Start of DATA IN THIS EXERCISE

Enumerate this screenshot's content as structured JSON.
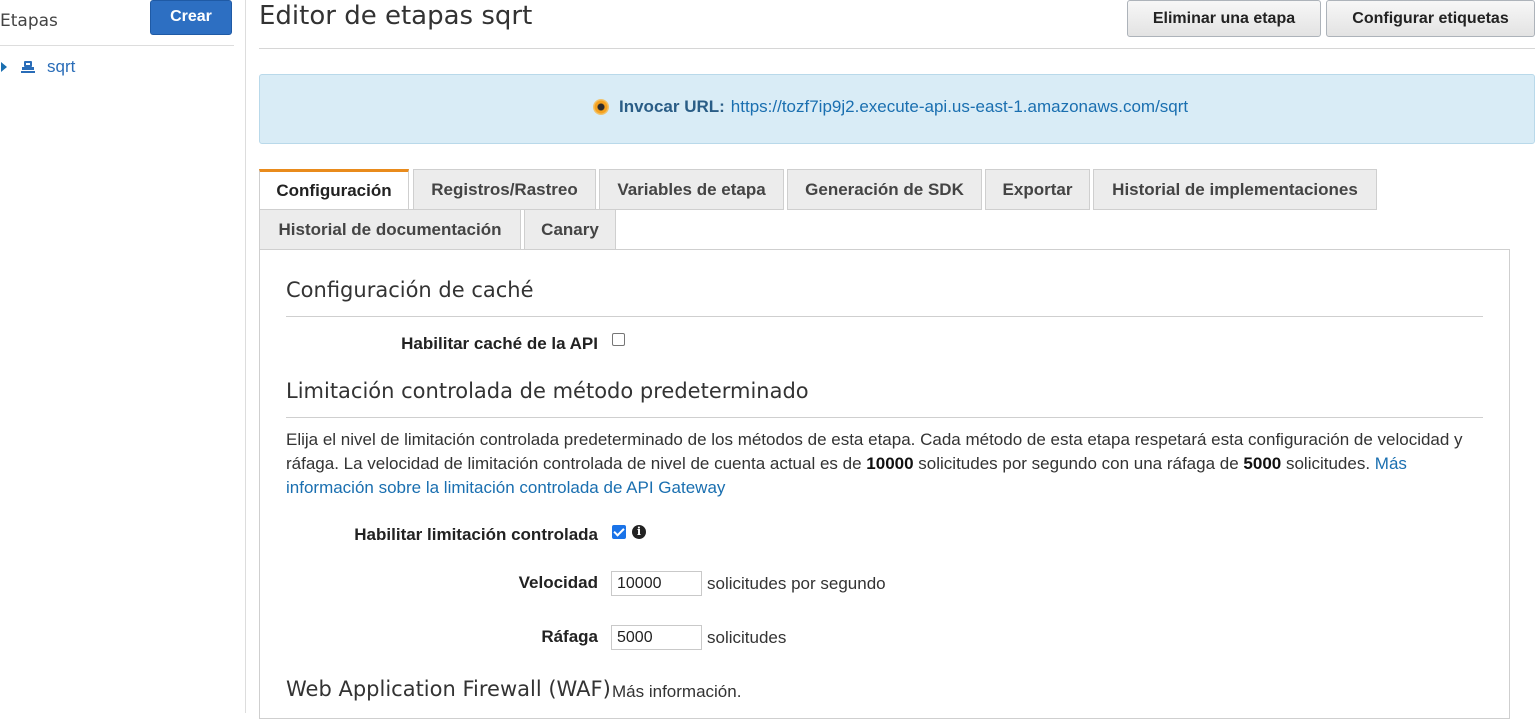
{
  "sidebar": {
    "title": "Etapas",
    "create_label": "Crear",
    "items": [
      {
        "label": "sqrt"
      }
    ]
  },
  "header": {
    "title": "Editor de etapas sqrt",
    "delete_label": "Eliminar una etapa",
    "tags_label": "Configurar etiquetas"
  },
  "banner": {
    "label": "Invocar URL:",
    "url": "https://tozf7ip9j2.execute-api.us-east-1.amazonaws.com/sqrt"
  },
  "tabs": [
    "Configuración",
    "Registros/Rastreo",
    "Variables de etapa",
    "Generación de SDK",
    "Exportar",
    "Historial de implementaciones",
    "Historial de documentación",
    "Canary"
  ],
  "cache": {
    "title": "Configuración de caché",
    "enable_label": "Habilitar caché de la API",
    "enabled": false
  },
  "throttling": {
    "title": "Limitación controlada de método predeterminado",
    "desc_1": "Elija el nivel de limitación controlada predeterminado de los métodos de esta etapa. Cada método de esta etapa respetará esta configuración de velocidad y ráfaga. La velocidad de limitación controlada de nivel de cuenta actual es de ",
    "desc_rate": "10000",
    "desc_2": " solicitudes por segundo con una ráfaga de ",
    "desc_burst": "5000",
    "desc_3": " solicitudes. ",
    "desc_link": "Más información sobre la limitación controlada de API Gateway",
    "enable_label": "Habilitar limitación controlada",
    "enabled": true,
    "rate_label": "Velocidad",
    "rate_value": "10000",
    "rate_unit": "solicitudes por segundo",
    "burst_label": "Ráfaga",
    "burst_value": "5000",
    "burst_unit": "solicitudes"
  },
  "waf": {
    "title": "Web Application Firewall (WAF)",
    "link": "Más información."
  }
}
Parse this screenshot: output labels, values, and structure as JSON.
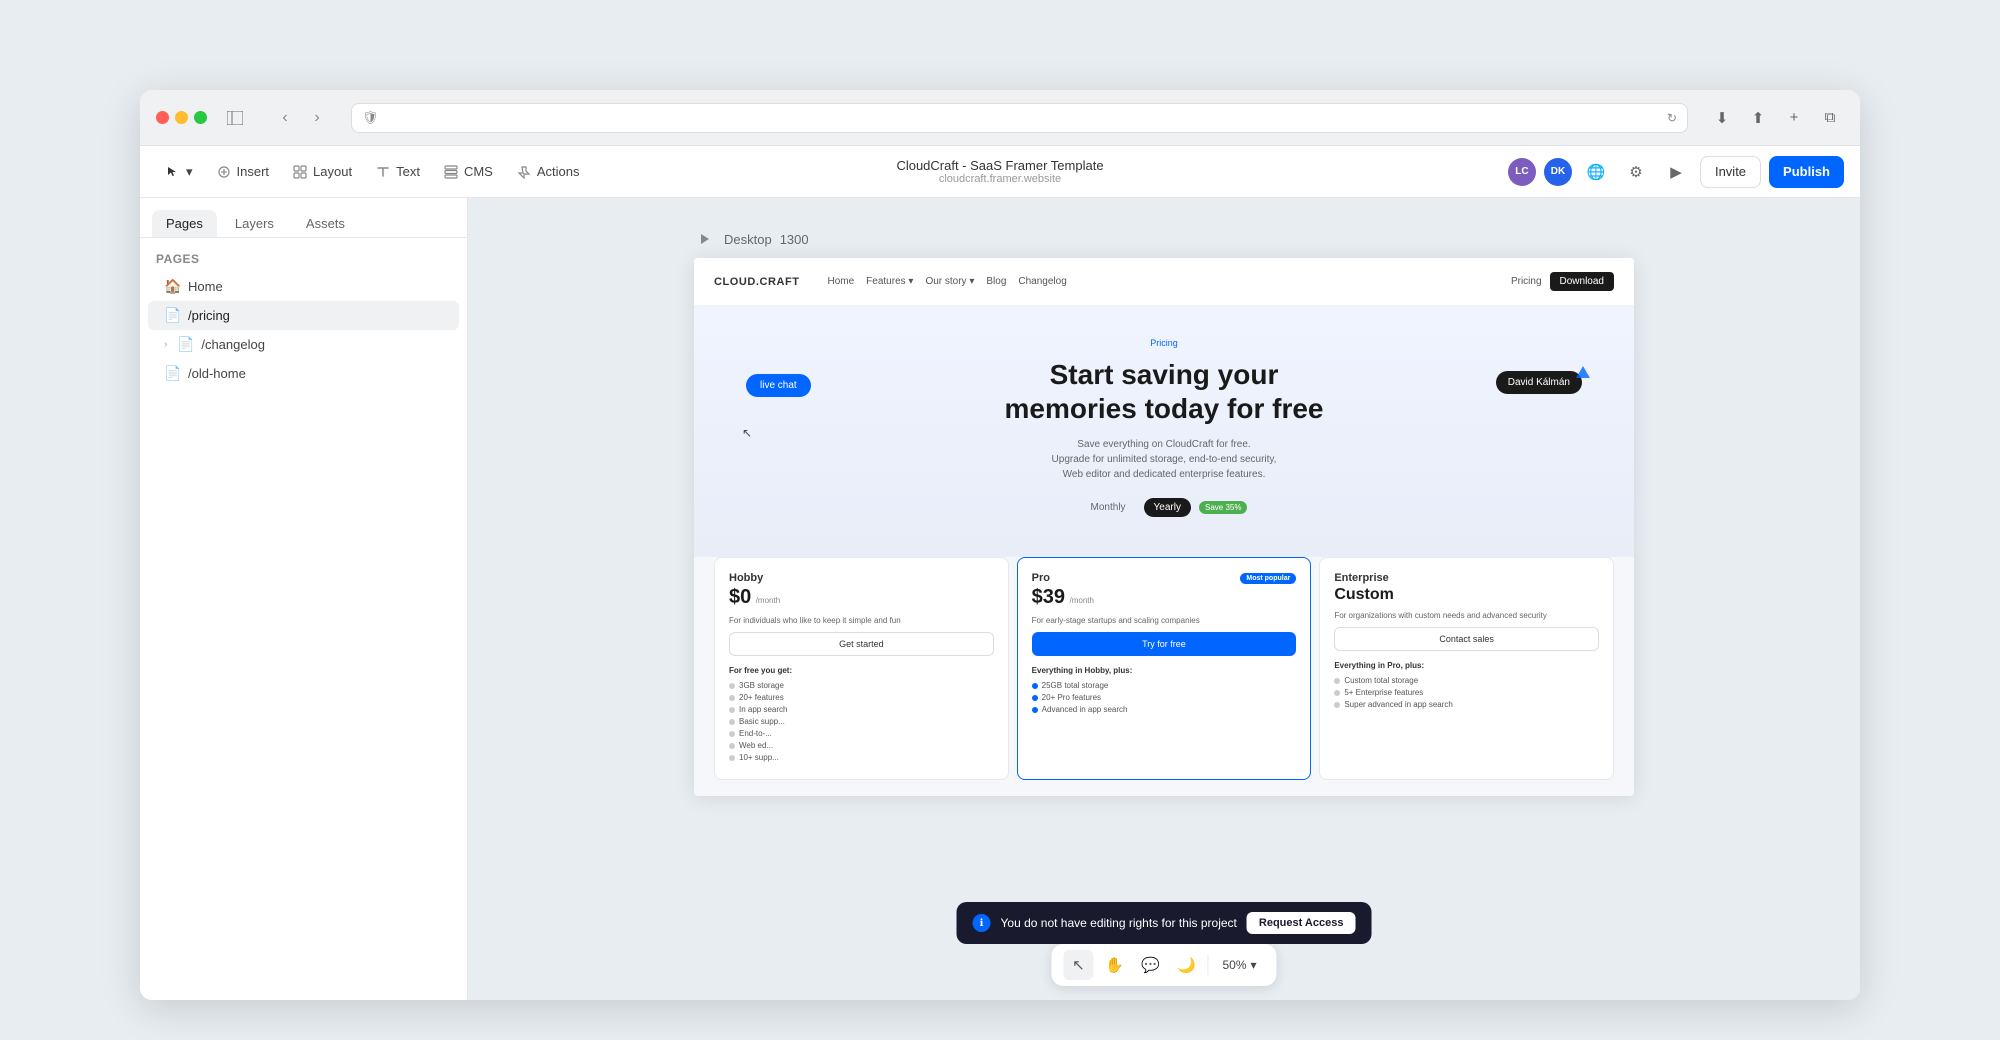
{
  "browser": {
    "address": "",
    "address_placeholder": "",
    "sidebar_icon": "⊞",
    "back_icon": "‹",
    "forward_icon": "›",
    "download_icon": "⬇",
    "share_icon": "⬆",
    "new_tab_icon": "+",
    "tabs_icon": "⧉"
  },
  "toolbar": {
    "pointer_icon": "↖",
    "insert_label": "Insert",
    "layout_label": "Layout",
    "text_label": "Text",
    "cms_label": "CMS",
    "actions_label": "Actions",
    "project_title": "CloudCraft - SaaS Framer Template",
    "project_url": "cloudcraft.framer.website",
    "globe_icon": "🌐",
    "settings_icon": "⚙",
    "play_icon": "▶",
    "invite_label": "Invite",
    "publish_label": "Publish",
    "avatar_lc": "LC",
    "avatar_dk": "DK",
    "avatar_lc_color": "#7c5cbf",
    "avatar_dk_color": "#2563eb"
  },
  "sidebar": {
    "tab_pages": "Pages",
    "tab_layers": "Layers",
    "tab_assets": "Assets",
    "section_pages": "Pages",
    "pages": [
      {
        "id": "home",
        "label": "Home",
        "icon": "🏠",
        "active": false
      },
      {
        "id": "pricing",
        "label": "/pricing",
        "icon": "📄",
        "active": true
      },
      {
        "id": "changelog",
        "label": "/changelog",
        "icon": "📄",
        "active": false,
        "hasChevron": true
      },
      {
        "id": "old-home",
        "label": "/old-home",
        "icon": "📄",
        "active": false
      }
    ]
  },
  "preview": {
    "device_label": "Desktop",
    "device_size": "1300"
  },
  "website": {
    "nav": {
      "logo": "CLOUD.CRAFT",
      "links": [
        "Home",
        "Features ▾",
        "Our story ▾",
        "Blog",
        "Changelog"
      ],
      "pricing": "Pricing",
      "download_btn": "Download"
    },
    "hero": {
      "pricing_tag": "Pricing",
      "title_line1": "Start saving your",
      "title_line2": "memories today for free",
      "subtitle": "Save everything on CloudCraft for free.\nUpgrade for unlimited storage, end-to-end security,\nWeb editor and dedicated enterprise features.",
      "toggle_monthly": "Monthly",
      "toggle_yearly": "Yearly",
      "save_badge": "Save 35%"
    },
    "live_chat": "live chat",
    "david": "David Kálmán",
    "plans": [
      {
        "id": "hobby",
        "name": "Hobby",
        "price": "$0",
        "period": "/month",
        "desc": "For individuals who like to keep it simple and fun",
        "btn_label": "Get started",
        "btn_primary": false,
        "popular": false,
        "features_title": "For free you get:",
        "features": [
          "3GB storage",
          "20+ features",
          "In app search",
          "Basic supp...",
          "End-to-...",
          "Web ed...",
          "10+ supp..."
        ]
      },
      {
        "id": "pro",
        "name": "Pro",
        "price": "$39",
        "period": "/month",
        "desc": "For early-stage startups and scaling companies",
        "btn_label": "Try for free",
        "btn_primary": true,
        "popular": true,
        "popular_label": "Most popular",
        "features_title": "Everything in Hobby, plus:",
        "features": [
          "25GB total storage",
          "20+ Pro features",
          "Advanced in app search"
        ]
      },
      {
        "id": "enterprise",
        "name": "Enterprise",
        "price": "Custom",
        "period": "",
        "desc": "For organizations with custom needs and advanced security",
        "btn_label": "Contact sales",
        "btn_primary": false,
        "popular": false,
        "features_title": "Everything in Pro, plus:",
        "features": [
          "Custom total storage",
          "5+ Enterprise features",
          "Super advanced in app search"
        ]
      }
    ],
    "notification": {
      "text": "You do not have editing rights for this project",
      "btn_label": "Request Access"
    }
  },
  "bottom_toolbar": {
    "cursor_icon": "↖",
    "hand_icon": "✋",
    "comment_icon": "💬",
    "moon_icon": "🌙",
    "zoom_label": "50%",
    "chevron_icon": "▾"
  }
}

End of DATA IN THIS EXERCISE

• [WHAT IS ASKED] Return every line of the records exactly as given, pictures excluded.

• [OUTPUT BELOW]
Enumerate this screenshot's content as structured JSON.
{
  "sidebar": {
    "title": "Etapas",
    "create_label": "Crear",
    "items": [
      {
        "label": "sqrt"
      }
    ]
  },
  "header": {
    "title": "Editor de etapas sqrt",
    "delete_label": "Eliminar una etapa",
    "tags_label": "Configurar etiquetas"
  },
  "banner": {
    "label": "Invocar URL:",
    "url": "https://tozf7ip9j2.execute-api.us-east-1.amazonaws.com/sqrt"
  },
  "tabs": [
    "Configuración",
    "Registros/Rastreo",
    "Variables de etapa",
    "Generación de SDK",
    "Exportar",
    "Historial de implementaciones",
    "Historial de documentación",
    "Canary"
  ],
  "cache": {
    "title": "Configuración de caché",
    "enable_label": "Habilitar caché de la API",
    "enabled": false
  },
  "throttling": {
    "title": "Limitación controlada de método predeterminado",
    "desc_1": "Elija el nivel de limitación controlada predeterminado de los métodos de esta etapa. Cada método de esta etapa respetará esta configuración de velocidad y ráfaga. La velocidad de limitación controlada de nivel de cuenta actual es de ",
    "desc_rate": "10000",
    "desc_2": " solicitudes por segundo con una ráfaga de ",
    "desc_burst": "5000",
    "desc_3": " solicitudes. ",
    "desc_link": "Más información sobre la limitación controlada de API Gateway",
    "enable_label": "Habilitar limitación controlada",
    "enabled": true,
    "rate_label": "Velocidad",
    "rate_value": "10000",
    "rate_unit": "solicitudes por segundo",
    "burst_label": "Ráfaga",
    "burst_value": "5000",
    "burst_unit": "solicitudes"
  },
  "waf": {
    "title": "Web Application Firewall (WAF)",
    "link": "Más información."
  }
}
Parse this screenshot: output labels, values, and structure as JSON.
{
  "browser": {
    "address": "",
    "address_placeholder": "",
    "sidebar_icon": "⊞",
    "back_icon": "‹",
    "forward_icon": "›",
    "download_icon": "⬇",
    "share_icon": "⬆",
    "new_tab_icon": "+",
    "tabs_icon": "⧉"
  },
  "toolbar": {
    "pointer_icon": "↖",
    "insert_label": "Insert",
    "layout_label": "Layout",
    "text_label": "Text",
    "cms_label": "CMS",
    "actions_label": "Actions",
    "project_title": "CloudCraft - SaaS Framer Template",
    "project_url": "cloudcraft.framer.website",
    "globe_icon": "🌐",
    "settings_icon": "⚙",
    "play_icon": "▶",
    "invite_label": "Invite",
    "publish_label": "Publish",
    "avatar_lc": "LC",
    "avatar_dk": "DK",
    "avatar_lc_color": "#7c5cbf",
    "avatar_dk_color": "#2563eb"
  },
  "sidebar": {
    "tab_pages": "Pages",
    "tab_layers": "Layers",
    "tab_assets": "Assets",
    "section_pages": "Pages",
    "pages": [
      {
        "id": "home",
        "label": "Home",
        "icon": "🏠",
        "active": false
      },
      {
        "id": "pricing",
        "label": "/pricing",
        "icon": "📄",
        "active": true
      },
      {
        "id": "changelog",
        "label": "/changelog",
        "icon": "📄",
        "active": false,
        "hasChevron": true
      },
      {
        "id": "old-home",
        "label": "/old-home",
        "icon": "📄",
        "active": false
      }
    ]
  },
  "preview": {
    "device_label": "Desktop",
    "device_size": "1300"
  },
  "website": {
    "nav": {
      "logo": "CLOUD.CRAFT",
      "links": [
        "Home",
        "Features ▾",
        "Our story ▾",
        "Blog",
        "Changelog"
      ],
      "pricing": "Pricing",
      "download_btn": "Download"
    },
    "hero": {
      "pricing_tag": "Pricing",
      "title_line1": "Start saving your",
      "title_line2": "memories today for free",
      "subtitle": "Save everything on CloudCraft for free.\nUpgrade for unlimited storage, end-to-end security,\nWeb editor and dedicated enterprise features.",
      "toggle_monthly": "Monthly",
      "toggle_yearly": "Yearly",
      "save_badge": "Save 35%"
    },
    "live_chat": "live chat",
    "david": "David Kálmán",
    "plans": [
      {
        "id": "hobby",
        "name": "Hobby",
        "price": "$0",
        "period": "/month",
        "desc": "For individuals who like to keep it simple and fun",
        "btn_label": "Get started",
        "btn_primary": false,
        "popular": false,
        "features_title": "For free you get:",
        "features": [
          "3GB storage",
          "20+ features",
          "In app search",
          "Basic supp...",
          "End-to-...",
          "Web ed...",
          "10+ supp..."
        ]
      },
      {
        "id": "pro",
        "name": "Pro",
        "price": "$39",
        "period": "/month",
        "desc": "For early-stage startups and scaling companies",
        "btn_label": "Try for free",
        "btn_primary": true,
        "popular": true,
        "popular_label": "Most popular",
        "features_title": "Everything in Hobby, plus:",
        "features": [
          "25GB total storage",
          "20+ Pro features",
          "Advanced in app search"
        ]
      },
      {
        "id": "enterprise",
        "name": "Enterprise",
        "price": "Custom",
        "period": "",
        "desc": "For organizations with custom needs and advanced security",
        "btn_label": "Contact sales",
        "btn_primary": false,
        "popular": false,
        "features_title": "Everything in Pro, plus:",
        "features": [
          "Custom total storage",
          "5+ Enterprise features",
          "Super advanced in app search"
        ]
      }
    ],
    "notification": {
      "text": "You do not have editing rights for this project",
      "btn_label": "Request Access"
    }
  },
  "bottom_toolbar": {
    "cursor_icon": "↖",
    "hand_icon": "✋",
    "comment_icon": "💬",
    "moon_icon": "🌙",
    "zoom_label": "50%",
    "chevron_icon": "▾"
  }
}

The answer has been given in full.